[Saved entries]
* begin *
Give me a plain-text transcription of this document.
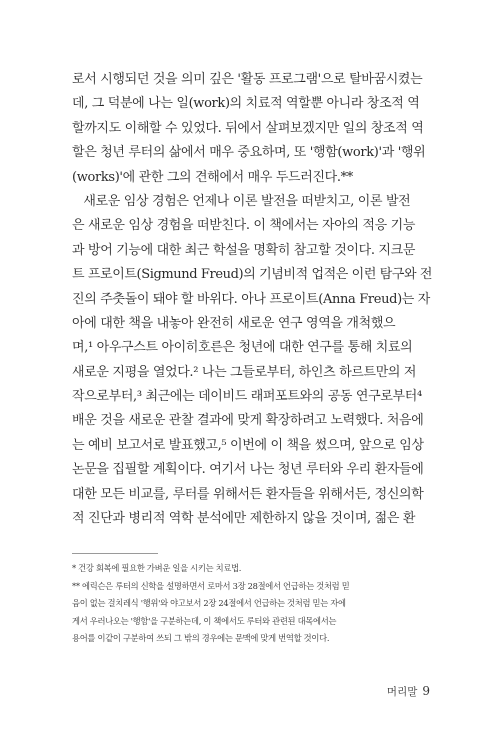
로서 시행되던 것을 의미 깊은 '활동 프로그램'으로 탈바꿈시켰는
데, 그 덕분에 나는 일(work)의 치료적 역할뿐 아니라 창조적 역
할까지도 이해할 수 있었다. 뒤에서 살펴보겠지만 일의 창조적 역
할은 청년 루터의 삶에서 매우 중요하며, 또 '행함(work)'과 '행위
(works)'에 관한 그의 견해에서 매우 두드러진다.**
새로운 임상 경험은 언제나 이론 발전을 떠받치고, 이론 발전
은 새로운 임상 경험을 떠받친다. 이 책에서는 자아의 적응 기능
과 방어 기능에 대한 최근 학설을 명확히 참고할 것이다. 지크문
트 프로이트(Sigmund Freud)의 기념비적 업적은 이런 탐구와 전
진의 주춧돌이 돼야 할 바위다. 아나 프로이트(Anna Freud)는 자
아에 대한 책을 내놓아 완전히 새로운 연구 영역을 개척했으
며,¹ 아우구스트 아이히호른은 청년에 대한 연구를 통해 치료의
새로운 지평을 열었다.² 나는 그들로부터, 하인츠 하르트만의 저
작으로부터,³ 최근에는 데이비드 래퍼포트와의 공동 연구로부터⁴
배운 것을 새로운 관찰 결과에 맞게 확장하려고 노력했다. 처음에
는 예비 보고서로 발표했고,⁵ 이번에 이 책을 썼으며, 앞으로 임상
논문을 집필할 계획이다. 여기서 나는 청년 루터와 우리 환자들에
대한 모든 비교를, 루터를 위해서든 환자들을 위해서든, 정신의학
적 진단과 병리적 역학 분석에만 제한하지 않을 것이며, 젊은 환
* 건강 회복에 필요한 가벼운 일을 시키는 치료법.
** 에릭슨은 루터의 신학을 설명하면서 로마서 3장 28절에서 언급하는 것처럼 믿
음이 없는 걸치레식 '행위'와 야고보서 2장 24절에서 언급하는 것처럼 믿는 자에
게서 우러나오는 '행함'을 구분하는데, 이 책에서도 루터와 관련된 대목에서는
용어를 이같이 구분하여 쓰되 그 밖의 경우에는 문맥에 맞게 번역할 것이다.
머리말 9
* end *
* begin *
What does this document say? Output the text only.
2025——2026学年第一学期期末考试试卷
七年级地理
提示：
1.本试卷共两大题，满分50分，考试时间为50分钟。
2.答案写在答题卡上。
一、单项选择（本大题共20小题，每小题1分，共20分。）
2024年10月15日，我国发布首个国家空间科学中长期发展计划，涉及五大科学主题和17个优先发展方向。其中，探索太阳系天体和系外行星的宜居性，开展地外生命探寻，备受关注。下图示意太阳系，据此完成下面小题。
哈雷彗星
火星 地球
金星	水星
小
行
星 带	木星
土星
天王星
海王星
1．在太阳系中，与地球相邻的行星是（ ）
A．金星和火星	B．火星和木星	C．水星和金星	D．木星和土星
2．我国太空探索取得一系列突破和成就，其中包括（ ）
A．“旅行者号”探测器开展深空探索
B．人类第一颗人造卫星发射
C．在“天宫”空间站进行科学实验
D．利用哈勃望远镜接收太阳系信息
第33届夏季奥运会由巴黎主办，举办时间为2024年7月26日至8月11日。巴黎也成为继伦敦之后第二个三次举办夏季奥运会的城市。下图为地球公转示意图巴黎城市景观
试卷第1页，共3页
* end *
-- WHAT YOU WILL DO --
Reproduce each line from the records that contains the word "document".

-- RESPONSE BELOW --
Give me a plain-text transcription of this document.
What does this document say? Output the text only.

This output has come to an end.